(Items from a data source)
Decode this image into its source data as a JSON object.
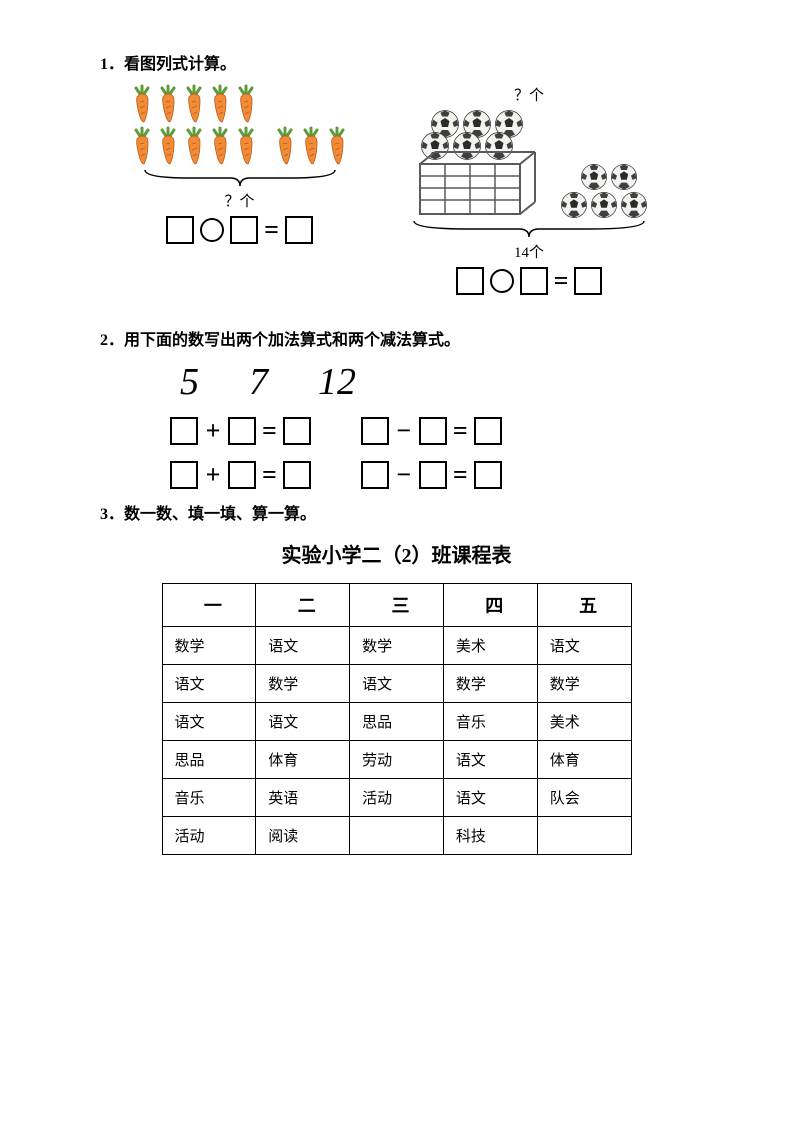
{
  "q1": {
    "title": "1．看图列式计算。",
    "left": {
      "label": "？个"
    },
    "right": {
      "top_label": "？个",
      "bottom_label": "14个"
    }
  },
  "q2": {
    "title": "2．用下面的数写出两个加法算式和两个减法算式。",
    "numbers": [
      "5",
      "7",
      "12"
    ],
    "plus": "+",
    "minus": "−",
    "equals": "="
  },
  "q3": {
    "title": "3．数一数、填一填、算一算。",
    "schedule_title": "实验小学二（2）班课程表",
    "table": {
      "headers": [
        "一",
        "二",
        "三",
        "四",
        "五"
      ],
      "rows": [
        [
          "数学",
          "语文",
          "数学",
          "美术",
          "语文"
        ],
        [
          "语文",
          "数学",
          "语文",
          "数学",
          "数学"
        ],
        [
          "语文",
          "语文",
          "思品",
          "音乐",
          "美术"
        ],
        [
          "思品",
          "体育",
          "劳动",
          "语文",
          "体育"
        ],
        [
          "音乐",
          "英语",
          "活动",
          "语文",
          "队会"
        ],
        [
          "活动",
          "阅读",
          "",
          "科技",
          ""
        ]
      ]
    }
  },
  "style": {
    "carrot_body": "#f28b36",
    "carrot_leaf": "#5f9b3b",
    "ball_white": "#f2f2ee",
    "ball_black": "#2b2b2b",
    "crate": "#5a5a5a"
  }
}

● **What you will do**: Pictures stay out of the copy; please restate every record above exactly.

● **Expected answer**:
Decode this image into its source data as a JSON object.
{
  "q1": {
    "title": "1．看图列式计算。",
    "left": {
      "label": "？个"
    },
    "right": {
      "top_label": "？个",
      "bottom_label": "14个"
    }
  },
  "q2": {
    "title": "2．用下面的数写出两个加法算式和两个减法算式。",
    "numbers": [
      "5",
      "7",
      "12"
    ],
    "plus": "+",
    "minus": "−",
    "equals": "="
  },
  "q3": {
    "title": "3．数一数、填一填、算一算。",
    "schedule_title": "实验小学二（2）班课程表",
    "table": {
      "headers": [
        "一",
        "二",
        "三",
        "四",
        "五"
      ],
      "rows": [
        [
          "数学",
          "语文",
          "数学",
          "美术",
          "语文"
        ],
        [
          "语文",
          "数学",
          "语文",
          "数学",
          "数学"
        ],
        [
          "语文",
          "语文",
          "思品",
          "音乐",
          "美术"
        ],
        [
          "思品",
          "体育",
          "劳动",
          "语文",
          "体育"
        ],
        [
          "音乐",
          "英语",
          "活动",
          "语文",
          "队会"
        ],
        [
          "活动",
          "阅读",
          "",
          "科技",
          ""
        ]
      ]
    }
  },
  "style": {
    "carrot_body": "#f28b36",
    "carrot_leaf": "#5f9b3b",
    "ball_white": "#f2f2ee",
    "ball_black": "#2b2b2b",
    "crate": "#5a5a5a"
  }
}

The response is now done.